### Written task
Pull each line holding the word "Altitude" from the data.

### Dataset entries
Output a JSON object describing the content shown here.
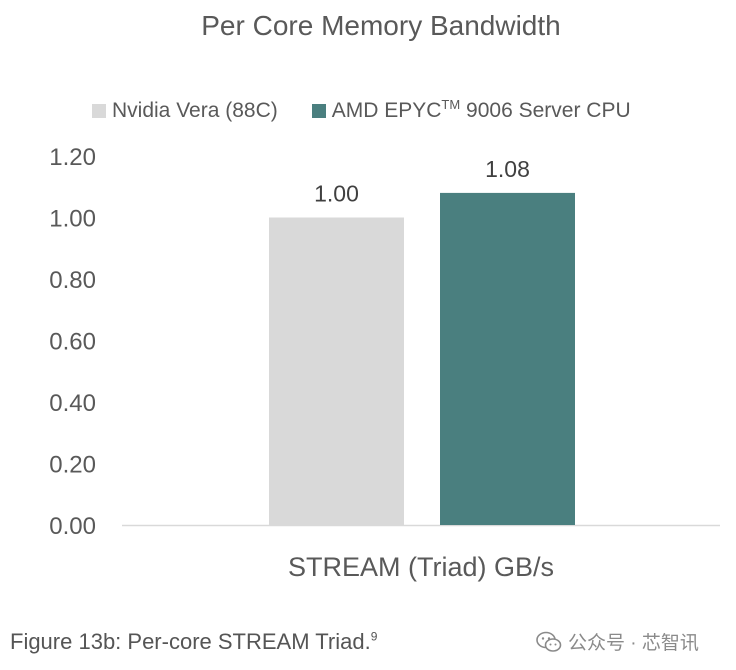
{
  "chart_data": {
    "type": "bar",
    "title": "Per Core Memory Bandwidth",
    "categories": [
      "STREAM (Triad) GB/s"
    ],
    "series": [
      {
        "name": "Nvidia Vera (88C)",
        "values": [
          1.0
        ],
        "label": "1.00",
        "color": "#d9d9d9"
      },
      {
        "name_main": "AMD EPYC",
        "name_sup": "TM",
        "name_rest": " 9006 Server CPU",
        "values": [
          1.08
        ],
        "label": "1.08",
        "color": "#4a7f7f"
      }
    ],
    "yticks": [
      "0.00",
      "0.20",
      "0.40",
      "0.60",
      "0.80",
      "1.00",
      "1.20"
    ],
    "ylim": [
      0,
      1.2
    ],
    "grid": false,
    "legend_position": "top"
  },
  "caption": {
    "text": "Figure 13b: Per-core STREAM Triad.",
    "sup": "9"
  },
  "watermark": {
    "text": "公众号 · 芯智讯",
    "icon": "wechat-icon"
  }
}
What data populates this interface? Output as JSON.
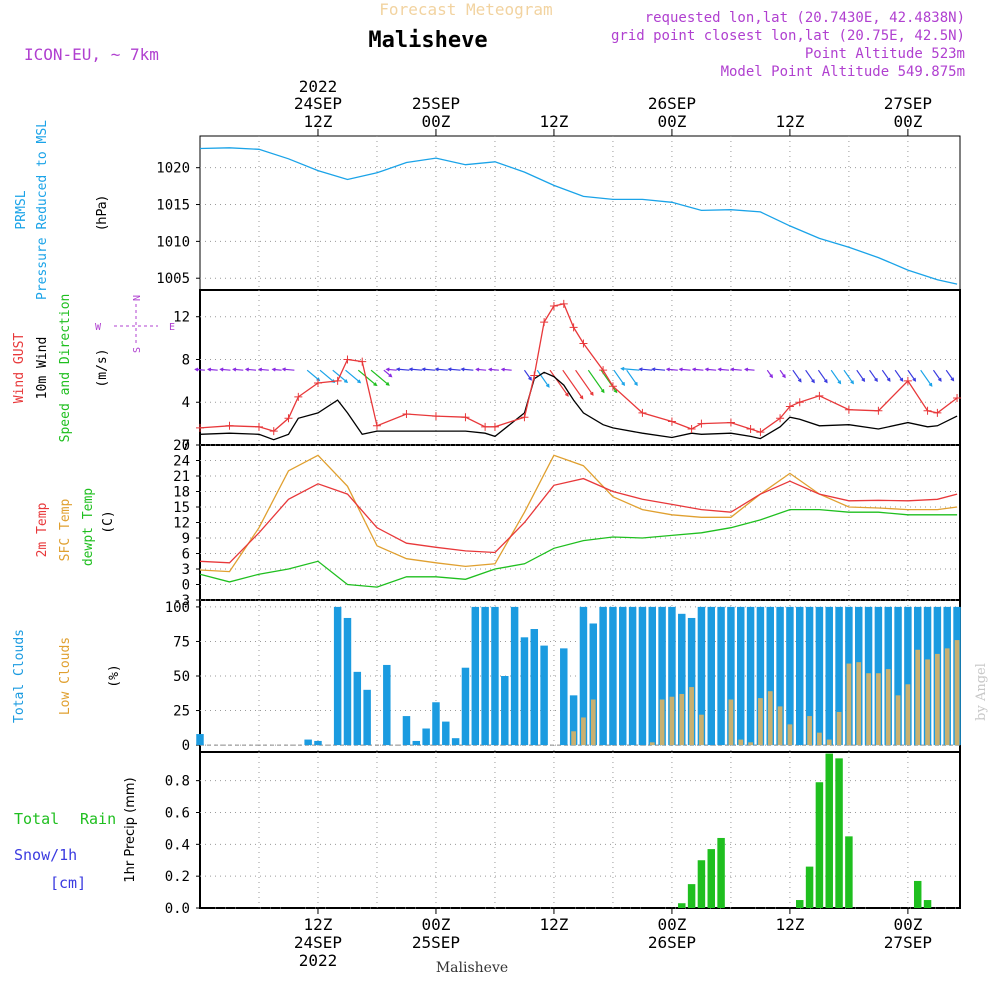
{
  "header": {
    "title_faded": "Forecast Meteogram",
    "location": "Malisheve",
    "model": "ICON-EU, ~ 7km",
    "requested": "requested lon,lat (20.7430E, 42.4838N)",
    "gridpoint": "grid point closest lon,lat (20.75E, 42.5N)",
    "point_alt": "Point Altitude 523m",
    "model_alt": "Model Point Altitude 549.875m"
  },
  "footer": {
    "location": "Malisheve",
    "credit": "by Angel"
  },
  "time_axis": {
    "top": [
      {
        "h": 12,
        "l1": "2022",
        "l2": "24SEP",
        "l3": "12Z"
      },
      {
        "h": 24,
        "l1": "",
        "l2": "25SEP",
        "l3": "00Z"
      },
      {
        "h": 36,
        "l1": "",
        "l2": "",
        "l3": "12Z"
      },
      {
        "h": 48,
        "l1": "",
        "l2": "26SEP",
        "l3": "00Z"
      },
      {
        "h": 60,
        "l1": "",
        "l2": "",
        "l3": "12Z"
      },
      {
        "h": 72,
        "l1": "",
        "l2": "27SEP",
        "l3": "00Z"
      }
    ],
    "bottom": [
      {
        "h": 12,
        "l1": "12Z",
        "l2": "24SEP",
        "l3": "2022"
      },
      {
        "h": 24,
        "l1": "00Z",
        "l2": "25SEP",
        "l3": ""
      },
      {
        "h": 36,
        "l1": "12Z",
        "l2": "",
        "l3": ""
      },
      {
        "h": 48,
        "l1": "00Z",
        "l2": "26SEP",
        "l3": ""
      },
      {
        "h": 60,
        "l1": "12Z",
        "l2": "",
        "l3": ""
      },
      {
        "h": 72,
        "l1": "00Z",
        "l2": "27SEP",
        "l3": ""
      }
    ]
  },
  "colors": {
    "pressure": "#1aa3e8",
    "gust": "#e8383a",
    "wind": "#000000",
    "wind_dir": "#1fbf1f",
    "temp": "#e8383a",
    "sfc": "#e0a030",
    "dewpt": "#1fbf1f",
    "total_clouds": "#1b9be0",
    "low_clouds": "#c8b070",
    "rain": "#1fbf1f",
    "snow": "#3a3ae0",
    "title_faded": "#f2d3a0",
    "info": "#b040d0"
  },
  "chart_data": [
    {
      "type": "line",
      "title": "PRMSL Pressure Reduced to MSL",
      "ylabel_lines": [
        "PRMSL",
        "Pressure Reduced to MSL"
      ],
      "unit": "(hPa)",
      "ylim": [
        1003.4,
        1024.3
      ],
      "yticks": [
        1005,
        1010,
        1015,
        1020
      ],
      "x_hours": [
        0,
        3,
        6,
        9,
        12,
        15,
        18,
        21,
        24,
        27,
        30,
        33,
        36,
        39,
        42,
        45,
        48,
        51,
        54,
        57,
        60,
        63,
        66,
        69,
        72,
        75,
        77
      ],
      "series": [
        {
          "name": "PRMSL",
          "values": [
            1022.6,
            1022.7,
            1022.5,
            1021.2,
            1019.6,
            1018.4,
            1019.3,
            1020.7,
            1021.3,
            1020.4,
            1020.8,
            1019.4,
            1017.6,
            1016.1,
            1015.7,
            1015.7,
            1015.3,
            1014.2,
            1014.3,
            1014.0,
            1012.1,
            1010.4,
            1009.2,
            1007.8,
            1006.1,
            1004.8,
            1004.2
          ]
        }
      ]
    },
    {
      "type": "line",
      "title": "Wind GUST / 10m Wind Speed and Direction",
      "ylabel_lines": [
        "Wind GUST",
        "10m Wind",
        "Speed and Direction"
      ],
      "unit": "(m/s)",
      "compass": {
        "n": "N",
        "s": "S",
        "w": "W",
        "e": "E"
      },
      "ylim": [
        0,
        14.5
      ],
      "yticks": [
        0,
        4,
        8,
        12
      ],
      "x_hours": [
        0,
        3,
        6,
        7.5,
        9,
        10,
        12,
        14,
        15,
        16.5,
        18,
        21,
        24,
        27,
        29,
        30,
        33,
        34,
        35,
        36,
        37,
        38,
        39,
        41,
        42,
        45,
        48,
        50,
        51,
        54,
        56,
        57,
        59,
        60,
        61,
        63,
        66,
        69,
        72,
        74,
        75,
        77
      ],
      "series": [
        {
          "name": "Wind GUST",
          "values": [
            1.6,
            1.8,
            1.7,
            1.3,
            2.5,
            4.5,
            5.8,
            6.0,
            8.0,
            7.8,
            1.8,
            2.9,
            2.7,
            2.6,
            1.7,
            1.7,
            2.6,
            6.5,
            11.5,
            13.0,
            13.2,
            11.0,
            9.5,
            7.0,
            5.5,
            3.0,
            2.2,
            1.5,
            2.0,
            2.1,
            1.5,
            1.2,
            2.5,
            3.6,
            4.0,
            4.6,
            3.3,
            3.2,
            6.0,
            3.2,
            3.0,
            4.4
          ]
        },
        {
          "name": "10m Wind",
          "values": [
            1.0,
            1.1,
            1.0,
            0.5,
            1.0,
            2.5,
            3.0,
            4.2,
            3.0,
            1.0,
            1.3,
            1.3,
            1.3,
            1.3,
            1.1,
            0.8,
            3.0,
            6.2,
            6.8,
            6.4,
            5.6,
            4.2,
            3.0,
            1.9,
            1.6,
            1.1,
            0.7,
            1.1,
            1.0,
            1.1,
            0.8,
            0.6,
            1.7,
            2.6,
            2.4,
            1.8,
            1.9,
            1.5,
            2.1,
            1.7,
            1.8,
            2.7
          ]
        }
      ]
    },
    {
      "type": "line",
      "title": "2m Temp / SFC Temp / dewpt Temp",
      "ylabel_lines": [
        "2m Temp",
        "SFC Temp",
        "dewpt Temp"
      ],
      "unit": "(C)",
      "ylim": [
        -3,
        27
      ],
      "yticks": [
        -3,
        0,
        3,
        6,
        9,
        12,
        15,
        18,
        21,
        24,
        27
      ],
      "x_hours": [
        0,
        3,
        6,
        9,
        12,
        15,
        18,
        21,
        24,
        27,
        30,
        33,
        36,
        39,
        42,
        45,
        48,
        51,
        54,
        57,
        60,
        63,
        66,
        69,
        72,
        75,
        77
      ],
      "series": [
        {
          "name": "2m Temp",
          "values": [
            4.5,
            4.2,
            10.0,
            16.5,
            19.5,
            17.5,
            11.0,
            8.0,
            7.2,
            6.5,
            6.2,
            12.0,
            19.2,
            20.5,
            18.0,
            16.5,
            15.5,
            14.5,
            14.0,
            17.5,
            20.0,
            17.5,
            16.2,
            16.3,
            16.2,
            16.5,
            17.5
          ]
        },
        {
          "name": "SFC Temp",
          "values": [
            2.8,
            2.5,
            11.0,
            22.0,
            25.0,
            19.0,
            7.5,
            5.0,
            4.2,
            3.5,
            4.0,
            14.0,
            25.0,
            23.0,
            17.0,
            14.5,
            13.5,
            13.0,
            13.0,
            17.5,
            21.5,
            17.5,
            15.0,
            14.8,
            14.5,
            14.5,
            15.0
          ]
        },
        {
          "name": "dewpt Temp",
          "values": [
            2.0,
            0.5,
            2.0,
            3.0,
            4.5,
            0.0,
            -0.5,
            1.5,
            1.5,
            1.0,
            3.0,
            4.0,
            7.0,
            8.5,
            9.2,
            9.0,
            9.5,
            10.0,
            11.0,
            12.5,
            14.5,
            14.5,
            14.0,
            14.0,
            13.5,
            13.5,
            13.5
          ]
        }
      ]
    },
    {
      "type": "bar",
      "title": "Total Clouds / Low Clouds",
      "ylabel_lines": [
        "Total Clouds",
        "Low Clouds"
      ],
      "unit": "(%)",
      "ylim": [
        -5,
        105
      ],
      "yticks": [
        0,
        25,
        50,
        75,
        100
      ],
      "start_hour": 0,
      "series": [
        {
          "name": "Total Clouds",
          "values": [
            8,
            0,
            0,
            0,
            0,
            0,
            0,
            0,
            0,
            0,
            0,
            4,
            3,
            0,
            100,
            92,
            53,
            40,
            0,
            58,
            0,
            21,
            3,
            12,
            31,
            17,
            5,
            56,
            100,
            100,
            100,
            50,
            100,
            78,
            84,
            72,
            0,
            70,
            36,
            100,
            88,
            100,
            100,
            100,
            100,
            100,
            100,
            100,
            100,
            95,
            92,
            100,
            100,
            100,
            100,
            100,
            100,
            100,
            100,
            100,
            100,
            100,
            100,
            100,
            100,
            100,
            100,
            100,
            100,
            100,
            100,
            100,
            100,
            100,
            100,
            100,
            100,
            100
          ]
        },
        {
          "name": "Low Clouds",
          "values": [
            0,
            0,
            0,
            0,
            0,
            0,
            0,
            0,
            0,
            0,
            0,
            0,
            0,
            0,
            0,
            0,
            0,
            0,
            0,
            0,
            0,
            0,
            0,
            0,
            0,
            0,
            0,
            0,
            0,
            0,
            0,
            0,
            0,
            0,
            0,
            0,
            0,
            0,
            10,
            20,
            33,
            0,
            0,
            0,
            0,
            0,
            2,
            33,
            35,
            37,
            42,
            22,
            0,
            0,
            33,
            4,
            2,
            34,
            39,
            28,
            15,
            0,
            21,
            9,
            4,
            24,
            59,
            60,
            52,
            52,
            55,
            36,
            44,
            69,
            62,
            66,
            70,
            76
          ]
        }
      ]
    },
    {
      "type": "bar",
      "title": "Total Rain / Snow 1hr Precip",
      "ylabel_lines": [
        "1hr Precip (mm)"
      ],
      "legend": {
        "total": "Total",
        "rain": "Rain",
        "snow": "Snow/1h",
        "snow_unit": "[cm]"
      },
      "ylim": [
        0,
        0.98
      ],
      "yticks": [
        0,
        0.2,
        0.4,
        0.6,
        0.8
      ],
      "start_hour": 49,
      "series": [
        {
          "name": "Rain",
          "values": [
            0.03,
            0.15,
            0.3,
            0.37,
            0.44,
            0,
            0,
            0,
            0,
            0,
            0,
            0,
            0.05,
            0.26,
            0.79,
            0.97,
            0.94,
            0.45,
            0,
            0,
            0,
            0,
            0,
            0,
            0.17,
            0.05
          ]
        }
      ]
    }
  ]
}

### Task answer
    "point_alt": "Point Altitude 523m",
    "model_alt": "Model Point Altitude 549.875m"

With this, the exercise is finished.